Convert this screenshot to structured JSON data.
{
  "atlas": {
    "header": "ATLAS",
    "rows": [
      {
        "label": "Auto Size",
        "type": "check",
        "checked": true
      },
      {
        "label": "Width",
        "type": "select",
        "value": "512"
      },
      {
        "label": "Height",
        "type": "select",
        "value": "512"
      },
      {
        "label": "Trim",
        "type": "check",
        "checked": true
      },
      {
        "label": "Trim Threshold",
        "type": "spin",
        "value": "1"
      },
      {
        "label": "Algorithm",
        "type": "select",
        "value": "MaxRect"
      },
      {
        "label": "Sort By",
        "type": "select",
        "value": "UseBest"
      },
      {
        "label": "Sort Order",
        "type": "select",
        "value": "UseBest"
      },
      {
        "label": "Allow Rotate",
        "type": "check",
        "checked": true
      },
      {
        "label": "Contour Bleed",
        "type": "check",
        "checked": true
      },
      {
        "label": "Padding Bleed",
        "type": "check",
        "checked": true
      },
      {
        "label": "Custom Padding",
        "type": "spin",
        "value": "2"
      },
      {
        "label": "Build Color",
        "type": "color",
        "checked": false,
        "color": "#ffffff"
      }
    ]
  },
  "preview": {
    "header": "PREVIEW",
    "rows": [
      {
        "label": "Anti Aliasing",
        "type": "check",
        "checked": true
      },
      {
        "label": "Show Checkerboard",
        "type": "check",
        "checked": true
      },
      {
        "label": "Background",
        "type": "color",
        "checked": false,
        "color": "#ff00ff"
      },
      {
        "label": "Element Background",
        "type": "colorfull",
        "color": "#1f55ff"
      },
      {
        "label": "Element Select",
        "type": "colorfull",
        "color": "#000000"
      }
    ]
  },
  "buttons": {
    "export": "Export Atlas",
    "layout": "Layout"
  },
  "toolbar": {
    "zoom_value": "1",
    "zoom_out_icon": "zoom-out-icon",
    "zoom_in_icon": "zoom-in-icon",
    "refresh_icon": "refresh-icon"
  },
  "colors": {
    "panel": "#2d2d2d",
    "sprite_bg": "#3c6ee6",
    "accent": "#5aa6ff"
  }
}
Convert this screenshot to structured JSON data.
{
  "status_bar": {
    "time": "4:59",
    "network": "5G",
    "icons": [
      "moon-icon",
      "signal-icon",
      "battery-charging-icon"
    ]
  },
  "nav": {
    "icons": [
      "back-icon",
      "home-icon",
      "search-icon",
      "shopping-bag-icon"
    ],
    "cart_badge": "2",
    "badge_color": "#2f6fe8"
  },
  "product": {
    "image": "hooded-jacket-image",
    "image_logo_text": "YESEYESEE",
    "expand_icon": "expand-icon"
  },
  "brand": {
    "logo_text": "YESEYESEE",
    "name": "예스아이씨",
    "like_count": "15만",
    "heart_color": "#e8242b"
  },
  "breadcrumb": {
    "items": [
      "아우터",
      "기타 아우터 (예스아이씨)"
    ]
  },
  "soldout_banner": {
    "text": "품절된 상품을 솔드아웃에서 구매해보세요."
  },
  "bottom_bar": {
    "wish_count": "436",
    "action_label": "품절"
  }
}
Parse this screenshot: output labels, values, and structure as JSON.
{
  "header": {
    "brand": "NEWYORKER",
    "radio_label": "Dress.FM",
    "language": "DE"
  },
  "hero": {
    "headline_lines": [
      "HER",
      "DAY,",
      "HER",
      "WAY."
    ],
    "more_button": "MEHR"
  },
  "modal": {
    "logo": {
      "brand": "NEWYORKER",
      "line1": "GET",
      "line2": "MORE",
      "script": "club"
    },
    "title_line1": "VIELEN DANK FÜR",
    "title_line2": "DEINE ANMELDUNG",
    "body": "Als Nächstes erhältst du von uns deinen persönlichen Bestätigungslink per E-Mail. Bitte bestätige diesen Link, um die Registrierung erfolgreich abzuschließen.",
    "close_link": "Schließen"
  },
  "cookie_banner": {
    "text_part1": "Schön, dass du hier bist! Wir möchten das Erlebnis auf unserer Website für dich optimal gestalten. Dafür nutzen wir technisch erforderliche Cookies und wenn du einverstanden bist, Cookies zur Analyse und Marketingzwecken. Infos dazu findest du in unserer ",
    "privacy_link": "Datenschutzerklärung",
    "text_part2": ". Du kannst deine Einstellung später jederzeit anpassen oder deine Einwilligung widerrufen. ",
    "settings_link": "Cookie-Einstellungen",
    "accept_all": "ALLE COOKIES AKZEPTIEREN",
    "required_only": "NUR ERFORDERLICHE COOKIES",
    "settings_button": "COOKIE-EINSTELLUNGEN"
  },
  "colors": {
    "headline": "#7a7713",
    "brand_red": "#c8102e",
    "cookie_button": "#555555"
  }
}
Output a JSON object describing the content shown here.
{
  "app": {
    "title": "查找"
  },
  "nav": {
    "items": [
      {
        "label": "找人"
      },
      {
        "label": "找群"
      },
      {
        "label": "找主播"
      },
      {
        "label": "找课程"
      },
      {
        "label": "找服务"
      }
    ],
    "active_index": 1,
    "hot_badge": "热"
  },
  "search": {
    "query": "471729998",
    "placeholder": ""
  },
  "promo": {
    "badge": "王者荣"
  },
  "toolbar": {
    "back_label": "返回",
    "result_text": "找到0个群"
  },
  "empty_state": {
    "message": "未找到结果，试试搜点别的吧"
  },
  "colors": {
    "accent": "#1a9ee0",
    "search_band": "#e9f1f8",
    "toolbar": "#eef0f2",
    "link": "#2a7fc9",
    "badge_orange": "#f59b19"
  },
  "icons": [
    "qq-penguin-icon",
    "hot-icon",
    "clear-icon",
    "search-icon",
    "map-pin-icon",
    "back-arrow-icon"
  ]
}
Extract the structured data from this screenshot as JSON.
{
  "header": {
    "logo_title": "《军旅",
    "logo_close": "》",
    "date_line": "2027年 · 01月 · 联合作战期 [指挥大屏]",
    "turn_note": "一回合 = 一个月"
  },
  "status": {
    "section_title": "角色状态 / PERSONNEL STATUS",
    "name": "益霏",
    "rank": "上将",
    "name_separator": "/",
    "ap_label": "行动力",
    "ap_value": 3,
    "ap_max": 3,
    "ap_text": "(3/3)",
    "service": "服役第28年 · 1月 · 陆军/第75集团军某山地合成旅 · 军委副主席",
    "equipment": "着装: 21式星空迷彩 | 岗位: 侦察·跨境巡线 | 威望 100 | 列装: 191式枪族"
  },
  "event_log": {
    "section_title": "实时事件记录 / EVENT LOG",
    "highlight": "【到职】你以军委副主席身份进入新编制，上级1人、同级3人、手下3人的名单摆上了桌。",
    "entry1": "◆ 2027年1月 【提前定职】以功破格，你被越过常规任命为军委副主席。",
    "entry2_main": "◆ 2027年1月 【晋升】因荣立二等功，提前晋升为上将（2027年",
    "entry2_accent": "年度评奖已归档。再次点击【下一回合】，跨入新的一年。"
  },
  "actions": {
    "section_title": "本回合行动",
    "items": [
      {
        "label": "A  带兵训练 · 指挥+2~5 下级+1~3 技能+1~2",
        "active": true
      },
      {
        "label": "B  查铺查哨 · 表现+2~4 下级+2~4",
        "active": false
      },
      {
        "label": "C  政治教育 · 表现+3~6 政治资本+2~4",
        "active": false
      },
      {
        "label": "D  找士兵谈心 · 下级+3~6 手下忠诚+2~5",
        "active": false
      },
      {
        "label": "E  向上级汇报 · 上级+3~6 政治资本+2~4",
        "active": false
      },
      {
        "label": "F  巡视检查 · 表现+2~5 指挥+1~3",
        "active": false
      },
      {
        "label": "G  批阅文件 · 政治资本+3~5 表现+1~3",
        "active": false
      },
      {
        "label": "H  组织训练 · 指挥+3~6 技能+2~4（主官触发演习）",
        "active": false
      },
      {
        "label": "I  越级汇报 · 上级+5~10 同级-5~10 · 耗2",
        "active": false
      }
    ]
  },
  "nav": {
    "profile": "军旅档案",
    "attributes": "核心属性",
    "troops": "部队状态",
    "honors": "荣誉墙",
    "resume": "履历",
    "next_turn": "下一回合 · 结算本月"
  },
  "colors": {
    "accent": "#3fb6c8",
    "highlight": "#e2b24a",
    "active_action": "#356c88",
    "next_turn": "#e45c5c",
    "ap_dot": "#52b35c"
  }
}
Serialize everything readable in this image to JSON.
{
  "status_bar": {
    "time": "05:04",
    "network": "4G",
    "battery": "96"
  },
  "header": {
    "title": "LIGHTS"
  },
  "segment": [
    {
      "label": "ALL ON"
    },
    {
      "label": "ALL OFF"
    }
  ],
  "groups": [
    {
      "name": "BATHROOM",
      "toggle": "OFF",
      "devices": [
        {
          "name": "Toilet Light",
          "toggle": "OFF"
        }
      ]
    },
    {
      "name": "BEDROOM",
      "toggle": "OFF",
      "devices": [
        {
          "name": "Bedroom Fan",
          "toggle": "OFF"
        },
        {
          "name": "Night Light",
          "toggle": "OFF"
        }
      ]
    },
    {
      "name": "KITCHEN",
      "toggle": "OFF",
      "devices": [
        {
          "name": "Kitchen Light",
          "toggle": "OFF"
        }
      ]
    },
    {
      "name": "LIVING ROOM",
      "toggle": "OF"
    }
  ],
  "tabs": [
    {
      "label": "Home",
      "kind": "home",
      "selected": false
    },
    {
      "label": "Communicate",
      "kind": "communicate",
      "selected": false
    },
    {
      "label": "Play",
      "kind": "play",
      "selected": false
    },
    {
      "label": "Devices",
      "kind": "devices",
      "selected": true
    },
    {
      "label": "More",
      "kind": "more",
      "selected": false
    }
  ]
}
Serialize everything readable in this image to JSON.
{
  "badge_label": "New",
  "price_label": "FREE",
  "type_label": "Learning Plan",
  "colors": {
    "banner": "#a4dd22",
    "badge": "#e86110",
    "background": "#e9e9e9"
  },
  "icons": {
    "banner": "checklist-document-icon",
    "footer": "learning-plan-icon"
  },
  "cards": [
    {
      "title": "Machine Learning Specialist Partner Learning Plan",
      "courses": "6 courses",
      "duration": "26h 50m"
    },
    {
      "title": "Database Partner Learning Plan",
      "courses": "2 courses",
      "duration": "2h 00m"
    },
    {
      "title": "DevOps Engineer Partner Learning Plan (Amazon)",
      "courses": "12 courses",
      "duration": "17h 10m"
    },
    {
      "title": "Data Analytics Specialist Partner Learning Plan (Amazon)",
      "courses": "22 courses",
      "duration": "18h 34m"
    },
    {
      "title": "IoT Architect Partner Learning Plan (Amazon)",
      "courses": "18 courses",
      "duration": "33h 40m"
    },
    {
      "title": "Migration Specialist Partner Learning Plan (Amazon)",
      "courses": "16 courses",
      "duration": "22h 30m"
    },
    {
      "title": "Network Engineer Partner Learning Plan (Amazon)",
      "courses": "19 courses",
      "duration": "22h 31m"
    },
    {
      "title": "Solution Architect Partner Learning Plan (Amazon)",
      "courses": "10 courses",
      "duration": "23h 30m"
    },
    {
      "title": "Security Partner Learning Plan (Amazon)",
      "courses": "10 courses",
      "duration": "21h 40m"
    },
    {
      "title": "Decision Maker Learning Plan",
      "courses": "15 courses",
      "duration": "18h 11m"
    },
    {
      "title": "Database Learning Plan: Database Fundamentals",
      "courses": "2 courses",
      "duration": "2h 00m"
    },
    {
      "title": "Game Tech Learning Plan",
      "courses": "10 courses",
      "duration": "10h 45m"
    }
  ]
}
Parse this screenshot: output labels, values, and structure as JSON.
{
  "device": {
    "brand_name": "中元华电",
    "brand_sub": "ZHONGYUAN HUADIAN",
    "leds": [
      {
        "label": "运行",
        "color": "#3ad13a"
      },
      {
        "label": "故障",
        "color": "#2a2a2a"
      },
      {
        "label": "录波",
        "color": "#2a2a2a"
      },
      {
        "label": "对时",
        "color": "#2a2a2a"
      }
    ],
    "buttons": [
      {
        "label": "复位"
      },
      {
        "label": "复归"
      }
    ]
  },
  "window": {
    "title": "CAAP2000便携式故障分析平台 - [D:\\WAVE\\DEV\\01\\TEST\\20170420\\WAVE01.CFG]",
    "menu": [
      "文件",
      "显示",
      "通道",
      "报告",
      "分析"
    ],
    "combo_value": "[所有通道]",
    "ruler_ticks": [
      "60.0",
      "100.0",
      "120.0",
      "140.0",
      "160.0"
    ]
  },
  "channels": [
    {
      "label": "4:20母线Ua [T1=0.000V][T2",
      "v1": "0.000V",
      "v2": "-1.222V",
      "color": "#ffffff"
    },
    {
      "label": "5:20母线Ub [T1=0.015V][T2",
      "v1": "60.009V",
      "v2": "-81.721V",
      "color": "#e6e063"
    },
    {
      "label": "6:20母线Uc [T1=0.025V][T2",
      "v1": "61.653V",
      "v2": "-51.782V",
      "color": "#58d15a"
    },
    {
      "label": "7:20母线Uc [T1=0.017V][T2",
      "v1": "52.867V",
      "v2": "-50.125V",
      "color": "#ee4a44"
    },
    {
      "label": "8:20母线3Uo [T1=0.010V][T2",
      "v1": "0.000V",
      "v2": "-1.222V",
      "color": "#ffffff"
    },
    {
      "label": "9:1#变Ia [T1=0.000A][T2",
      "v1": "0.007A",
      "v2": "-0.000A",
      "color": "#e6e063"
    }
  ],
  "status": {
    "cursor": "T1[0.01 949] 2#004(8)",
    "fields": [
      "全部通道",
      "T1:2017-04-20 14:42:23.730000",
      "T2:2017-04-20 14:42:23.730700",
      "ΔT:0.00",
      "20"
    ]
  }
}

——

Required task: From the data, collect all lines where the string "Padding" appears.

Answer for this exercise:
        "label": "Padding Bleed",
        "label": "Custom Padding",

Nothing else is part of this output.